--- AIM ---
Work through the records below and tally every line containing "enfants". Reply with the total alone.

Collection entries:

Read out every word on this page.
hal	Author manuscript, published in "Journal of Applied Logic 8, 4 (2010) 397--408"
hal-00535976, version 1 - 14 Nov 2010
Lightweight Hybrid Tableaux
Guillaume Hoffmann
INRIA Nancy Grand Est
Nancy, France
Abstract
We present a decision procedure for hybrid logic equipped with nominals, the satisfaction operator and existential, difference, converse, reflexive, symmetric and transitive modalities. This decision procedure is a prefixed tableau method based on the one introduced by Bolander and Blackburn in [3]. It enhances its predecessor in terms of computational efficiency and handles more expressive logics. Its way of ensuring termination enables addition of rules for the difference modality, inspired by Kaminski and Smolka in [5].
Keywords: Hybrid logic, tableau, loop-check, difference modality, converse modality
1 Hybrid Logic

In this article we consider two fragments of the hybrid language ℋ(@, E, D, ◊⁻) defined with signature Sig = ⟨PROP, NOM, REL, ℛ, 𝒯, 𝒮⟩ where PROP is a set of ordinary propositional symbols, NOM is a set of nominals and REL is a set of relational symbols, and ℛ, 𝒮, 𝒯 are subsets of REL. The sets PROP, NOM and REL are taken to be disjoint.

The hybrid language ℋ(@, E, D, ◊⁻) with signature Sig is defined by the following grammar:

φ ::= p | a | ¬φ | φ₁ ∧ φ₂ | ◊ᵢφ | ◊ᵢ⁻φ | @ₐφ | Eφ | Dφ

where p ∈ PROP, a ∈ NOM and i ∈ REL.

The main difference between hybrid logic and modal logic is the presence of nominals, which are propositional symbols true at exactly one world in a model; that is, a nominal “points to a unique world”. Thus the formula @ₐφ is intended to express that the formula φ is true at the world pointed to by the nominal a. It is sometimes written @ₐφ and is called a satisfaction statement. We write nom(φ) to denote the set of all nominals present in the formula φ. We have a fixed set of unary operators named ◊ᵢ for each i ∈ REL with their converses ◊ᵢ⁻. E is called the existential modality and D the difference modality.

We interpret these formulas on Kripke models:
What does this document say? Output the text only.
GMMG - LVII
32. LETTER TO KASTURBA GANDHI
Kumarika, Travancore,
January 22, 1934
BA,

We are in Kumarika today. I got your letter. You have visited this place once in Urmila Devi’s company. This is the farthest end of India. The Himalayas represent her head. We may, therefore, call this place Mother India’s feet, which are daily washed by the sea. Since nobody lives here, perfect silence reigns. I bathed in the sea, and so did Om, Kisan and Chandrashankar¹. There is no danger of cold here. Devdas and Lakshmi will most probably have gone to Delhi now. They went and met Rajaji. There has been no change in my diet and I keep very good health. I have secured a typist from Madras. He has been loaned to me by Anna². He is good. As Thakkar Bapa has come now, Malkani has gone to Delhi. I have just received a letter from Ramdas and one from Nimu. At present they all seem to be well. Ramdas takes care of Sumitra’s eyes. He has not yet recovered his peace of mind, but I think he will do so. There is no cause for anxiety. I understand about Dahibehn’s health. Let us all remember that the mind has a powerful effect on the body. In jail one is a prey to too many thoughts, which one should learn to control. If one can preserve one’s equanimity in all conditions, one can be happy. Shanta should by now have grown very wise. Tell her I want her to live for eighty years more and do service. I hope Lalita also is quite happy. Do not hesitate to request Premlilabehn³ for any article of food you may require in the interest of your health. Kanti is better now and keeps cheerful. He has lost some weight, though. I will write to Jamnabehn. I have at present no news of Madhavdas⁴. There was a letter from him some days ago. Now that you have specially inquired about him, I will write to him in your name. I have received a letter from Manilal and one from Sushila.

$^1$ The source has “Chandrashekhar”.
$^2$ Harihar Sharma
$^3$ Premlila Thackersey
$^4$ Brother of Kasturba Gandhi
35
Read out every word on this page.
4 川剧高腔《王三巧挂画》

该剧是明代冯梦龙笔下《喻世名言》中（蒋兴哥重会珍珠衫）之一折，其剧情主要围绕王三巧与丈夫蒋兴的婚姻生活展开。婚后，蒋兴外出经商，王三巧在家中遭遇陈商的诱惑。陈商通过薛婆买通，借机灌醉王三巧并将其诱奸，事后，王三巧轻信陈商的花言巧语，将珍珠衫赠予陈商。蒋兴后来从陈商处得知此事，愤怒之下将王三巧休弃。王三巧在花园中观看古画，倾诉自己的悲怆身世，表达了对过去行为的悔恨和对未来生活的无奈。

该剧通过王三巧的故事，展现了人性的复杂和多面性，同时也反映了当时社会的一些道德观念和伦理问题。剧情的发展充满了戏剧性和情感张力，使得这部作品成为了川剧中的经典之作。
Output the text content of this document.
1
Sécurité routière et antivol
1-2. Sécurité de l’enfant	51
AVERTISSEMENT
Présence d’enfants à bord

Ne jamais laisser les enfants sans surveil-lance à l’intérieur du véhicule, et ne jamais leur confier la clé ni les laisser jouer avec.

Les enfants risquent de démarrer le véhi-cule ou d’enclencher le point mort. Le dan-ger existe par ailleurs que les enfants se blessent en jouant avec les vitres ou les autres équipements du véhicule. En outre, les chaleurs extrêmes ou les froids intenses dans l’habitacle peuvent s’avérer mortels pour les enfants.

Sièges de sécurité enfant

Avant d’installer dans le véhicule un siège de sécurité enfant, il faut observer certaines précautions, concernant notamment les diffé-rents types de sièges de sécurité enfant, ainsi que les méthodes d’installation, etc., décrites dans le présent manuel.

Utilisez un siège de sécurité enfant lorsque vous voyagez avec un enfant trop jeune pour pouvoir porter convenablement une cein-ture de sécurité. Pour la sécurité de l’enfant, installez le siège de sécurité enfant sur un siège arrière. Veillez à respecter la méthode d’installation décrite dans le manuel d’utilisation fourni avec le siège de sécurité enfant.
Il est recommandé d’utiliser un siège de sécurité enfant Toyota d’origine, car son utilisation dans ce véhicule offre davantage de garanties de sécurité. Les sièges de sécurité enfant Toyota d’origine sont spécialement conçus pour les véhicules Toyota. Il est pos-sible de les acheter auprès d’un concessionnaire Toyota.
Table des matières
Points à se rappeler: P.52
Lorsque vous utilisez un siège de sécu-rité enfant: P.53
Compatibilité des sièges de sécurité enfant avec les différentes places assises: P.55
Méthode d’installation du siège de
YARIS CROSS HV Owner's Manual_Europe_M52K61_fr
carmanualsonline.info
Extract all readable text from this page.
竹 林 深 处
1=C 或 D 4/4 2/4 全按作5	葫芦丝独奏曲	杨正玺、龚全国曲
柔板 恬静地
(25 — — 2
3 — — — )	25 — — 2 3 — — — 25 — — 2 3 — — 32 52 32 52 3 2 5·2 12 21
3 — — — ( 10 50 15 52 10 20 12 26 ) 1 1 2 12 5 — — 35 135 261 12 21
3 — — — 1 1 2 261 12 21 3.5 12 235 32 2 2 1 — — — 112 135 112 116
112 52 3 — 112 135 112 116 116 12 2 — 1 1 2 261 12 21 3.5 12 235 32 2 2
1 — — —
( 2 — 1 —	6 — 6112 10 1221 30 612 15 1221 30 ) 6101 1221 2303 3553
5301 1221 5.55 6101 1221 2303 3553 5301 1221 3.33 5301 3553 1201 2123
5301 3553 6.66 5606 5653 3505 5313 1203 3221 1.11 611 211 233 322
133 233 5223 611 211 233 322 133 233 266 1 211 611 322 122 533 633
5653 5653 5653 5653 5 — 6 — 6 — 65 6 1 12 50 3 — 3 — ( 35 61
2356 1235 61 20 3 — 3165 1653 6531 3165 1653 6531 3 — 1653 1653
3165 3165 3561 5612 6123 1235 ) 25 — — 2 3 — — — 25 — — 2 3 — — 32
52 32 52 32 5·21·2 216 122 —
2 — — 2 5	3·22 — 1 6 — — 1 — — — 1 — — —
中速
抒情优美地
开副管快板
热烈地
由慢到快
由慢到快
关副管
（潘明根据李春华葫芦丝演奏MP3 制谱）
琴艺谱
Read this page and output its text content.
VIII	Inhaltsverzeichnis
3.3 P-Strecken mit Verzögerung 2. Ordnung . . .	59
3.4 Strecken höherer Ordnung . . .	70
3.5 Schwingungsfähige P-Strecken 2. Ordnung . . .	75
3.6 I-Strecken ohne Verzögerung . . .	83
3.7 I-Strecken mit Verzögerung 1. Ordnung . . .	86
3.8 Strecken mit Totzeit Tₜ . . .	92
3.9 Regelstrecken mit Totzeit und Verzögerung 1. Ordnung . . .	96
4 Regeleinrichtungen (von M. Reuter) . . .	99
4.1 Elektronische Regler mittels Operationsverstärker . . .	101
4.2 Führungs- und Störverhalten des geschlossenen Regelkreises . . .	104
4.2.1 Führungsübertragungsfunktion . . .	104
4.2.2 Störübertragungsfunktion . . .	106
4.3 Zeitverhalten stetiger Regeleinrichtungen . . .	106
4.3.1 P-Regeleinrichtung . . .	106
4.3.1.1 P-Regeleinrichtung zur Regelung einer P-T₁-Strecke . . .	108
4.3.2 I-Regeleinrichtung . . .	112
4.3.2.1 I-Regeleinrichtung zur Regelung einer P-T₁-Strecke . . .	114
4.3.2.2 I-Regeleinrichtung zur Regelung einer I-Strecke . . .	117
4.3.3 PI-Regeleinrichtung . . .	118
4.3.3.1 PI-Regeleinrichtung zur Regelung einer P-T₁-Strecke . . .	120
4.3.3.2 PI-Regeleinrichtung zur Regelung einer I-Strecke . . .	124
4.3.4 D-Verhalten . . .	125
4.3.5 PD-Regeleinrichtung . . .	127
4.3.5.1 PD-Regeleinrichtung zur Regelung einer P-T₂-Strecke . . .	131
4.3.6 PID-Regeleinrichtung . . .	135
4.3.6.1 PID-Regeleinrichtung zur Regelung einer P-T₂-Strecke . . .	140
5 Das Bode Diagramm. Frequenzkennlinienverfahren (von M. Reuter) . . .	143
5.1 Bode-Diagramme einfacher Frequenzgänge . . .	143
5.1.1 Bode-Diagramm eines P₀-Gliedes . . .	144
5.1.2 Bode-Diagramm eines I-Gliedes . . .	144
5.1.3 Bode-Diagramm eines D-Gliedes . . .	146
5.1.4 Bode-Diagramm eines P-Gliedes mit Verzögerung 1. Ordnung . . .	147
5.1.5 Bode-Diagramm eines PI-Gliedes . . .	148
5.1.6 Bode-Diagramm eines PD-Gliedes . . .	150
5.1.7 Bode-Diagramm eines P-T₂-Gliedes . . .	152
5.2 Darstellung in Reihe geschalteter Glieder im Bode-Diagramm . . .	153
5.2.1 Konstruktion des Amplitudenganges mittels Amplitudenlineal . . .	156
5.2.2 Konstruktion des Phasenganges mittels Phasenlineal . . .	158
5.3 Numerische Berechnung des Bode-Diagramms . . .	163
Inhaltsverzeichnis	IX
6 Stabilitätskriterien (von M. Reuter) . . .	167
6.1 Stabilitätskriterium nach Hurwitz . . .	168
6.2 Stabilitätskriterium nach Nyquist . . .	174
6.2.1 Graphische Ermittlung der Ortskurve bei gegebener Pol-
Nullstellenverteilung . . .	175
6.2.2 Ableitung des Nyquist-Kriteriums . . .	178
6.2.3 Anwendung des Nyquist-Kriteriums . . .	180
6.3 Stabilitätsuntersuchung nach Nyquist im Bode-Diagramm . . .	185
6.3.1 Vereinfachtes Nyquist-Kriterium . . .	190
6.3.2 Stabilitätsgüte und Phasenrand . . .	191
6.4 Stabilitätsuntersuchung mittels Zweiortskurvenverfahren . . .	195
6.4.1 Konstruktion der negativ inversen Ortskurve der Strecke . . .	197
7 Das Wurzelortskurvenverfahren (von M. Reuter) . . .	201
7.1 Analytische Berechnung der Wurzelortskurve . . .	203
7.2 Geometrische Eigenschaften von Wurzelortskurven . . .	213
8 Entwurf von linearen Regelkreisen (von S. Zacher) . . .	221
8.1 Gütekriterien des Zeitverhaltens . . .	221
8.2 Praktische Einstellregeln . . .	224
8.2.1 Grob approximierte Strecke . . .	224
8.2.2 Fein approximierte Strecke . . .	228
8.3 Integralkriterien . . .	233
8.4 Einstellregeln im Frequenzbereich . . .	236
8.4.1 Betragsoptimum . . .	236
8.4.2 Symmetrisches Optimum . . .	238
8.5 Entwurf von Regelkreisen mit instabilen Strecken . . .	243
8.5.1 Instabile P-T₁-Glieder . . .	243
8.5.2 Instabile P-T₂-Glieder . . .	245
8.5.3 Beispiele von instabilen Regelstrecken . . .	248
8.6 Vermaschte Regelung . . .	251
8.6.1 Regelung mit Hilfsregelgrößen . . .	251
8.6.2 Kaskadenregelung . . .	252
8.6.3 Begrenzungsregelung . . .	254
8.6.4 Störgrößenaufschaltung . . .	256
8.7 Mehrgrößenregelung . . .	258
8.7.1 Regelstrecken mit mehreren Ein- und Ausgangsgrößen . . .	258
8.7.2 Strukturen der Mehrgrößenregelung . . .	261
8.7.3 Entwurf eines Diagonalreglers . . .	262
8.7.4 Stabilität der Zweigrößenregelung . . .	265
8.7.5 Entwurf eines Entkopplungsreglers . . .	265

--- FINAL RESULT ---
3